Stated exercise
Pictures stay out of your copy, but everything else in the records below must be repeated exactly.

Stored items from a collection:
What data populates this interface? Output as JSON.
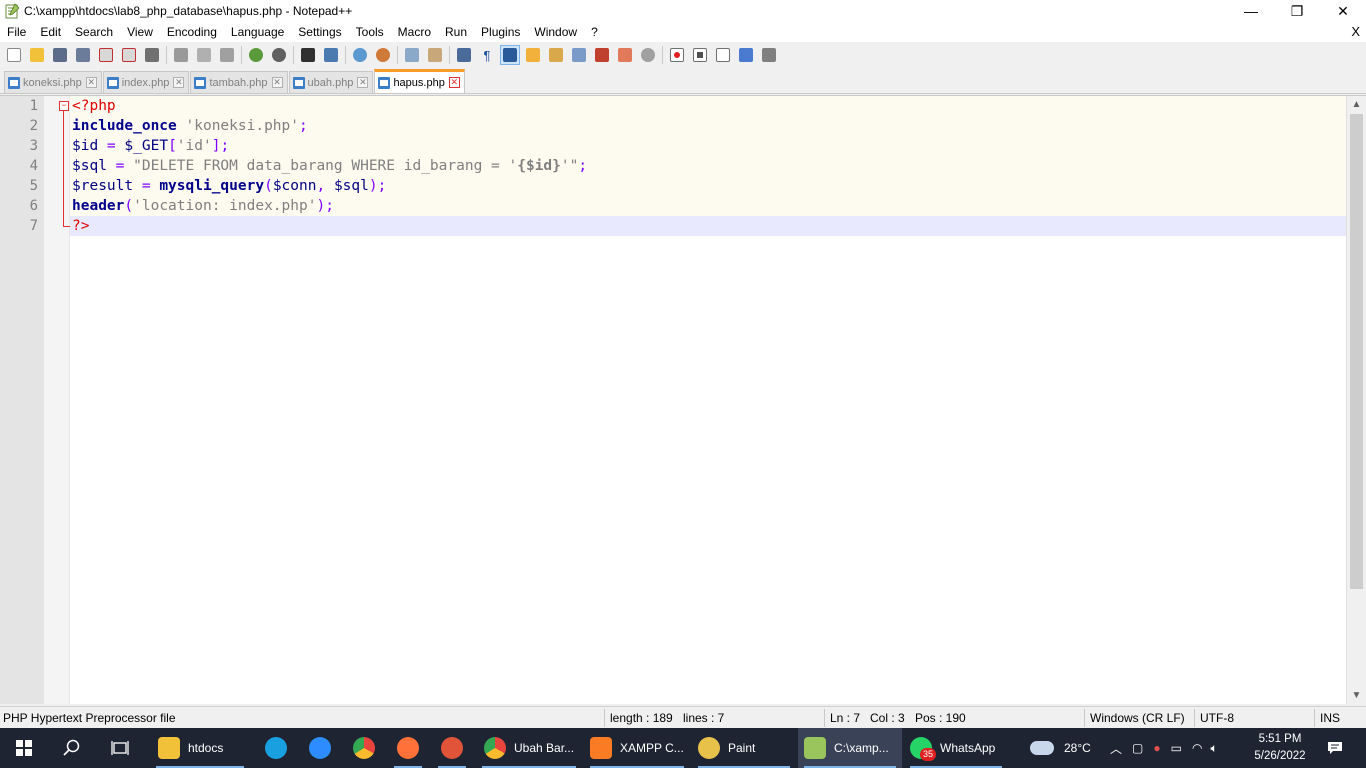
{
  "window": {
    "title": "C:\\xampp\\htdocs\\lab8_php_database\\hapus.php - Notepad++",
    "minimize": "—",
    "restore": "❐",
    "close": "✕"
  },
  "menu": {
    "items": [
      "File",
      "Edit",
      "Search",
      "View",
      "Encoding",
      "Language",
      "Settings",
      "Tools",
      "Macro",
      "Run",
      "Plugins",
      "Window",
      "?"
    ],
    "close_doc": "X"
  },
  "tabs": [
    {
      "label": "koneksi.php",
      "active": false
    },
    {
      "label": "index.php",
      "active": false
    },
    {
      "label": "tambah.php",
      "active": false
    },
    {
      "label": "ubah.php",
      "active": false
    },
    {
      "label": "hapus.php",
      "active": true
    }
  ],
  "editor": {
    "line_numbers": [
      "1",
      "2",
      "3",
      "4",
      "5",
      "6",
      "7"
    ],
    "current_line": 7,
    "code": {
      "l1_open": "<?php",
      "l2_fn": "include_once",
      "l2_sp": " ",
      "l2_str": "'koneksi.php'",
      "l2_end": ";",
      "l3_var": "$id",
      "l3_op": " = ",
      "l3_get": "$_GET",
      "l3_br1": "[",
      "l3_str": "'id'",
      "l3_br2": "]",
      "l3_end": ";",
      "l4_var": "$sql",
      "l4_op": " = ",
      "l4_str1": "\"DELETE FROM data_barang WHERE id_barang = '",
      "l4_strvar": "{$id}",
      "l4_str2": "'\"",
      "l4_end": ";",
      "l5_var": "$result",
      "l5_op": " = ",
      "l5_fn": "mysqli_query",
      "l5_p1": "(",
      "l5_a1": "$conn",
      "l5_c": ", ",
      "l5_a2": "$sql",
      "l5_p2": ")",
      "l5_end": ";",
      "l6_fn": "header",
      "l6_p1": "(",
      "l6_str": "'location: index.php'",
      "l6_p2": ")",
      "l6_end": ";",
      "l7_close": "?>"
    }
  },
  "status": {
    "file_type": "PHP Hypertext Preprocessor file",
    "length": "length : 189",
    "lines": "lines : 7",
    "ln": "Ln : 7",
    "col": "Col : 3",
    "pos": "Pos : 190",
    "eol": "Windows (CR LF)",
    "encoding": "UTF-8",
    "mode": "INS"
  },
  "taskbar": {
    "items": [
      {
        "label": "htdocs",
        "color": "#f2c13a"
      },
      {
        "label": "",
        "color": "#1aa0e0"
      },
      {
        "label": "",
        "color": "#2d8cff"
      },
      {
        "label": "",
        "color": "#e8453c"
      },
      {
        "label": "",
        "color": "#ff7139"
      },
      {
        "label": "",
        "color": "#e2543a"
      },
      {
        "label": "Ubah Bar...",
        "color": "#34a853"
      },
      {
        "label": "XAMPP C...",
        "color": "#fb7a24"
      },
      {
        "label": "Paint",
        "color": "#e8c14a"
      },
      {
        "label": "C:\\xamp...",
        "color": "#9ac45c"
      },
      {
        "label": "WhatsApp",
        "color": "#25d366"
      }
    ],
    "whatsapp_badge": "35",
    "weather": "28°C",
    "time": "5:51 PM",
    "date": "5/26/2022",
    "colors": {
      "bg": "#1f2433",
      "accent": "#fa9a28"
    }
  }
}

Reply to the exercise
What data populates this interface? Output as JSON.
{
  "window": {
    "title": "C:\\xampp\\htdocs\\lab8_php_database\\hapus.php - Notepad++",
    "minimize": "—",
    "restore": "❐",
    "close": "✕"
  },
  "menu": {
    "items": [
      "File",
      "Edit",
      "Search",
      "View",
      "Encoding",
      "Language",
      "Settings",
      "Tools",
      "Macro",
      "Run",
      "Plugins",
      "Window",
      "?"
    ],
    "close_doc": "X"
  },
  "tabs": [
    {
      "label": "koneksi.php",
      "active": false
    },
    {
      "label": "index.php",
      "active": false
    },
    {
      "label": "tambah.php",
      "active": false
    },
    {
      "label": "ubah.php",
      "active": false
    },
    {
      "label": "hapus.php",
      "active": true
    }
  ],
  "editor": {
    "line_numbers": [
      "1",
      "2",
      "3",
      "4",
      "5",
      "6",
      "7"
    ],
    "current_line": 7,
    "code": {
      "l1_open": "<?php",
      "l2_fn": "include_once",
      "l2_sp": " ",
      "l2_str": "'koneksi.php'",
      "l2_end": ";",
      "l3_var": "$id",
      "l3_op": " = ",
      "l3_get": "$_GET",
      "l3_br1": "[",
      "l3_str": "'id'",
      "l3_br2": "]",
      "l3_end": ";",
      "l4_var": "$sql",
      "l4_op": " = ",
      "l4_str1": "\"DELETE FROM data_barang WHERE id_barang = '",
      "l4_strvar": "{$id}",
      "l4_str2": "'\"",
      "l4_end": ";",
      "l5_var": "$result",
      "l5_op": " = ",
      "l5_fn": "mysqli_query",
      "l5_p1": "(",
      "l5_a1": "$conn",
      "l5_c": ", ",
      "l5_a2": "$sql",
      "l5_p2": ")",
      "l5_end": ";",
      "l6_fn": "header",
      "l6_p1": "(",
      "l6_str": "'location: index.php'",
      "l6_p2": ")",
      "l6_end": ";",
      "l7_close": "?>"
    }
  },
  "status": {
    "file_type": "PHP Hypertext Preprocessor file",
    "length": "length : 189",
    "lines": "lines : 7",
    "ln": "Ln : 7",
    "col": "Col : 3",
    "pos": "Pos : 190",
    "eol": "Windows (CR LF)",
    "encoding": "UTF-8",
    "mode": "INS"
  },
  "taskbar": {
    "items": [
      {
        "label": "htdocs",
        "color": "#f2c13a"
      },
      {
        "label": "",
        "color": "#1aa0e0"
      },
      {
        "label": "",
        "color": "#2d8cff"
      },
      {
        "label": "",
        "color": "#e8453c"
      },
      {
        "label": "",
        "color": "#ff7139"
      },
      {
        "label": "",
        "color": "#e2543a"
      },
      {
        "label": "Ubah Bar...",
        "color": "#34a853"
      },
      {
        "label": "XAMPP C...",
        "color": "#fb7a24"
      },
      {
        "label": "Paint",
        "color": "#e8c14a"
      },
      {
        "label": "C:\\xamp...",
        "color": "#9ac45c"
      },
      {
        "label": "WhatsApp",
        "color": "#25d366"
      }
    ],
    "whatsapp_badge": "35",
    "weather": "28°C",
    "time": "5:51 PM",
    "date": "5/26/2022",
    "colors": {
      "bg": "#1f2433",
      "accent": "#fa9a28"
    }
  }
}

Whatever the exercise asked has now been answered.